Collection entries:

───

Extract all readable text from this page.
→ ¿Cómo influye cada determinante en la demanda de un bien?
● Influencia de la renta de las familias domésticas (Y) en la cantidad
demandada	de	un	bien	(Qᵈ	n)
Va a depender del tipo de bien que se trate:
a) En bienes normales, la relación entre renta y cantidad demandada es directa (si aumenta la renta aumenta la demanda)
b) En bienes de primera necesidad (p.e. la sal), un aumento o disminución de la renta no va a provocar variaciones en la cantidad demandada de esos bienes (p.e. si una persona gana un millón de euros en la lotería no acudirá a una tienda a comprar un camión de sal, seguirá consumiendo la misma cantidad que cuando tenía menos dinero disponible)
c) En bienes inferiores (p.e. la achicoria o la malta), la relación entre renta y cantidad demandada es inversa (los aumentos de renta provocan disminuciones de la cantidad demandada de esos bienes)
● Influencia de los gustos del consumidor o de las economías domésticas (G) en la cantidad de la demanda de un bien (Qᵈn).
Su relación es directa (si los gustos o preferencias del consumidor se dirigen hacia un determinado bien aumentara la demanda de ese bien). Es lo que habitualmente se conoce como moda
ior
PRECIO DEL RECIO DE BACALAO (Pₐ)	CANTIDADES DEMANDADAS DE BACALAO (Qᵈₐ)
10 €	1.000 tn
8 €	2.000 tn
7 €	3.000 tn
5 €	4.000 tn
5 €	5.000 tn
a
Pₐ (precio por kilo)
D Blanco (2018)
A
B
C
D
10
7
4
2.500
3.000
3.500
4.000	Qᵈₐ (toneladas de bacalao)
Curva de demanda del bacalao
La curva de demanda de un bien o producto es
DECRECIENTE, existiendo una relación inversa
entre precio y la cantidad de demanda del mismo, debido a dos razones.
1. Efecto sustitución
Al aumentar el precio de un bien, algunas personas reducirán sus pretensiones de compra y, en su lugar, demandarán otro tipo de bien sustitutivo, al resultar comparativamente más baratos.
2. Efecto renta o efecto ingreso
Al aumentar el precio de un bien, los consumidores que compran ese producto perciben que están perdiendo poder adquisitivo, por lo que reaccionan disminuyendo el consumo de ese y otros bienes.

───

From the listing above, copy all lines holding the word "tipo".

Va a depender del tipo de bien que se trate:
Al aumentar el precio de un bien, algunas personas reducirán sus pretensiones de compra y, en su lugar, demandarán otro tipo de bien sustitutivo, al resultar comparativamente más baratos.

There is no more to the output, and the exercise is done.